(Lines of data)
---+---
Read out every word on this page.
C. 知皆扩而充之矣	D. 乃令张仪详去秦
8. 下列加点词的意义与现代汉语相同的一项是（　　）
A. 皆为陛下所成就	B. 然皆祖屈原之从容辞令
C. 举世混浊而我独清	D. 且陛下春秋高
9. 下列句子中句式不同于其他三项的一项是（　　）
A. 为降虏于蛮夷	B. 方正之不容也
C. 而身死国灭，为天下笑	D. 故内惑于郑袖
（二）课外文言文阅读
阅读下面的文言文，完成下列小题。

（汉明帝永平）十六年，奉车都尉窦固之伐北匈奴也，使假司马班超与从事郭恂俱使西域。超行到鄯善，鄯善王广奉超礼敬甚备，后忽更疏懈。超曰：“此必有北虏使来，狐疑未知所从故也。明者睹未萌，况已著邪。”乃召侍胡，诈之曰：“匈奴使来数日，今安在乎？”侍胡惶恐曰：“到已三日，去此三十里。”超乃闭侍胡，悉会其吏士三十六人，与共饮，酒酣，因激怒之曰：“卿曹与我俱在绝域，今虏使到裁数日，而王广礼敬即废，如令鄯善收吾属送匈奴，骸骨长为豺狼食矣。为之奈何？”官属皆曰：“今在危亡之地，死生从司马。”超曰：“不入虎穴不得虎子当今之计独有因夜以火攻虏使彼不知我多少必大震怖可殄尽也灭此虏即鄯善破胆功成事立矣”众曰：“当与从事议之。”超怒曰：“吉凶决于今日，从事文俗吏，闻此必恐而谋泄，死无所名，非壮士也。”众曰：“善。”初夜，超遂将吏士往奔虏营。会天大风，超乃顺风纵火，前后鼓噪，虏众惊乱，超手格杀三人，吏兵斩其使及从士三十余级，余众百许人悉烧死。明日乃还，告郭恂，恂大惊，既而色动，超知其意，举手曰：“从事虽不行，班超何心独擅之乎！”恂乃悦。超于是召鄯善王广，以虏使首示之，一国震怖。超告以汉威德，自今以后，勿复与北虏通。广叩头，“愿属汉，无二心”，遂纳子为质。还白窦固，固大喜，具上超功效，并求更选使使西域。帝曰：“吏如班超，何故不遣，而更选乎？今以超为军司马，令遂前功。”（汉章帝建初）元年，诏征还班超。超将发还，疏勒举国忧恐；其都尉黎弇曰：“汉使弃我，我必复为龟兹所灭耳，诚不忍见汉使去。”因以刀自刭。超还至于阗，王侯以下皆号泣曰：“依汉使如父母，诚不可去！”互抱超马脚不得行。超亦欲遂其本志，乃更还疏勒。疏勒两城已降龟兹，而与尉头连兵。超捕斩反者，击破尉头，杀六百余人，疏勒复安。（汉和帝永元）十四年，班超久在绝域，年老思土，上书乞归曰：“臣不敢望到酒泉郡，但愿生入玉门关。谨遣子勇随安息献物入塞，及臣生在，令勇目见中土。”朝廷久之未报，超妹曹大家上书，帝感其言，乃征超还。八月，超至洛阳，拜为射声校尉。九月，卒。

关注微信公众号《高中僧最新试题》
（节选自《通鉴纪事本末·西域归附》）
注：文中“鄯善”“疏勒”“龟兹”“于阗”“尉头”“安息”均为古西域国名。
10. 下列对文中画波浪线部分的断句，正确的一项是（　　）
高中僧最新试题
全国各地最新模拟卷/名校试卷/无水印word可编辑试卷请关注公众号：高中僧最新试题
---+---
**PROBLEM DESCRIPTION:**
List all lines in the material containing the string "高中僧最新试题".

**SOLUTION FOR THIS TASK:**
关注微信公众号《高中僧最新试题》
高中僧最新试题
全国各地最新模拟卷/名校试卷/无水印word可编辑试卷请关注公众号：高中僧最新试题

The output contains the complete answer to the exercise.